:: TASK PROMPT ::
Find the string "color" in the records. Copy every line it appears in.

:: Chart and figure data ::
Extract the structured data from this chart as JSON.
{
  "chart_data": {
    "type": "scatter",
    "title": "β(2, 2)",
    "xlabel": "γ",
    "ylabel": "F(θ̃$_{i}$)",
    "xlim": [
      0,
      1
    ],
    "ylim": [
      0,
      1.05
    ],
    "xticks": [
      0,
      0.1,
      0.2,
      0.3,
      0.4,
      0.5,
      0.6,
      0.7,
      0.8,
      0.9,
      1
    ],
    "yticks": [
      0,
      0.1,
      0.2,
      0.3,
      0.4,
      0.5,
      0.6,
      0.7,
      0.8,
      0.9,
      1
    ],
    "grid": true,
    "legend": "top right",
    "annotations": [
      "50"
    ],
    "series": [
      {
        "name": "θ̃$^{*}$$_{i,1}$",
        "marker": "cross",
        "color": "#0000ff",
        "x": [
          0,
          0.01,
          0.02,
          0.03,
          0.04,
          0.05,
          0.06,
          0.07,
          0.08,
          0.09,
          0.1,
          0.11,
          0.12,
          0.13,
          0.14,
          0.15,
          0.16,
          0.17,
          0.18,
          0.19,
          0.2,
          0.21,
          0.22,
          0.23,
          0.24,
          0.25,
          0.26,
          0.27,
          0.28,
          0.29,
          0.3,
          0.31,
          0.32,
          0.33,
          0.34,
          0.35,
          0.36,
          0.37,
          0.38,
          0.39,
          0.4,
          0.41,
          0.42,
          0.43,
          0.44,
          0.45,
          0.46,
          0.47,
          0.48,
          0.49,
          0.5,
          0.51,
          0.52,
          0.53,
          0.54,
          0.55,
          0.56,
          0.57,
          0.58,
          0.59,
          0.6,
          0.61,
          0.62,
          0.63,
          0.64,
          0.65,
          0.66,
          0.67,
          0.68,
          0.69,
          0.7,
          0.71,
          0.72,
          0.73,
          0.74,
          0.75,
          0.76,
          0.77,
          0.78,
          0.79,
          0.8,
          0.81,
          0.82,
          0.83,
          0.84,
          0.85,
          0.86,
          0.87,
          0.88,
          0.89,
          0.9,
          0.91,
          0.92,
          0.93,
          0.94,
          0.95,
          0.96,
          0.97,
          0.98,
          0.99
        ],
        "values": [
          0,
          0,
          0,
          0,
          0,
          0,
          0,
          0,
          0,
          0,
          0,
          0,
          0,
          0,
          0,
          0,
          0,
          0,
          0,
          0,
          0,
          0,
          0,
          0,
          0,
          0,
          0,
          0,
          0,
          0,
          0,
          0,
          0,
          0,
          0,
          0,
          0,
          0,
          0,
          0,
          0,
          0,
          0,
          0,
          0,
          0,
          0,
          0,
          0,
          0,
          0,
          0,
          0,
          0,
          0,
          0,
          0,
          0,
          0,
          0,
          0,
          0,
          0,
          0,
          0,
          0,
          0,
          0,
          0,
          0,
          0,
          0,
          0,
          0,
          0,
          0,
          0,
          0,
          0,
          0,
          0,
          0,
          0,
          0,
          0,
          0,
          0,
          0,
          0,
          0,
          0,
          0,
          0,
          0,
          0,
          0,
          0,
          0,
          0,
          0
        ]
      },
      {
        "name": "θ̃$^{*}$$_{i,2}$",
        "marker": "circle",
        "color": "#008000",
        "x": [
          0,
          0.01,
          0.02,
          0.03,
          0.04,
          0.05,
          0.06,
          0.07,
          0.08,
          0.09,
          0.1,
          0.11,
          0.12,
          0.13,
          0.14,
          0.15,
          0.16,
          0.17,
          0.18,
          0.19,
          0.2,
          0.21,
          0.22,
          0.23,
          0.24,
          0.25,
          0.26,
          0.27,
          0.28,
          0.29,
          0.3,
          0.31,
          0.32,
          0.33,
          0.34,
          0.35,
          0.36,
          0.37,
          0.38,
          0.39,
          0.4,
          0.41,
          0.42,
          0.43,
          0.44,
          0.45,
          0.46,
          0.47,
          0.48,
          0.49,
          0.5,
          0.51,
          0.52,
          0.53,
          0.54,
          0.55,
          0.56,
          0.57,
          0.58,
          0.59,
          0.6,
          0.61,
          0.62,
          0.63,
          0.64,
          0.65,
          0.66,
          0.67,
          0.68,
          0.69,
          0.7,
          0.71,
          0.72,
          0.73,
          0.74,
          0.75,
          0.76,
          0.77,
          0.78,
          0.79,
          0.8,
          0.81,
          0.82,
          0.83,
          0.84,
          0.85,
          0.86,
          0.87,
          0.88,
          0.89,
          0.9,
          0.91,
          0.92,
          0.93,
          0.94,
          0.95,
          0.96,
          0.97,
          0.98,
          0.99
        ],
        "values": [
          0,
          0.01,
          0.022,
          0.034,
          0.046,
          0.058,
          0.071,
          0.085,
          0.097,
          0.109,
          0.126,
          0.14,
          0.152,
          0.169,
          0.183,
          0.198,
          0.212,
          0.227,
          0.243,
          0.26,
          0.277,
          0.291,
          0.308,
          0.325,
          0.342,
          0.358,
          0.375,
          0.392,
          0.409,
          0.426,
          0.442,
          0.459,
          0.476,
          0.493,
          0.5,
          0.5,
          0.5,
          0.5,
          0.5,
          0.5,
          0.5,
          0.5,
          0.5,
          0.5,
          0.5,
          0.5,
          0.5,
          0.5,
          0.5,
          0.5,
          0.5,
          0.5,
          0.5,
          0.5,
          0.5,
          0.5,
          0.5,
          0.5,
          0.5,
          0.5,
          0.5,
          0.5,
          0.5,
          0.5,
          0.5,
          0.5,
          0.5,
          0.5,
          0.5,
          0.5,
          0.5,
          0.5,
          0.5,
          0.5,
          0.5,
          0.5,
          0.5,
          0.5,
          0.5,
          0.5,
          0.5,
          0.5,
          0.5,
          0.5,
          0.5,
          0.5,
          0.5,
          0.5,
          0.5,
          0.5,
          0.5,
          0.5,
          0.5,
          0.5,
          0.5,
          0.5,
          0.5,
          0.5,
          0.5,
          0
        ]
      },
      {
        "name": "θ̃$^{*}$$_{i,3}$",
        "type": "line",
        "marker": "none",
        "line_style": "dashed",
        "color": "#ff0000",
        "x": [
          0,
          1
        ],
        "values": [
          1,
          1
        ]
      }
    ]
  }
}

:: SOLUTION BELOW ::
        "color": "#0000ff",
        "color": "#008000",
        "color": "#ff0000",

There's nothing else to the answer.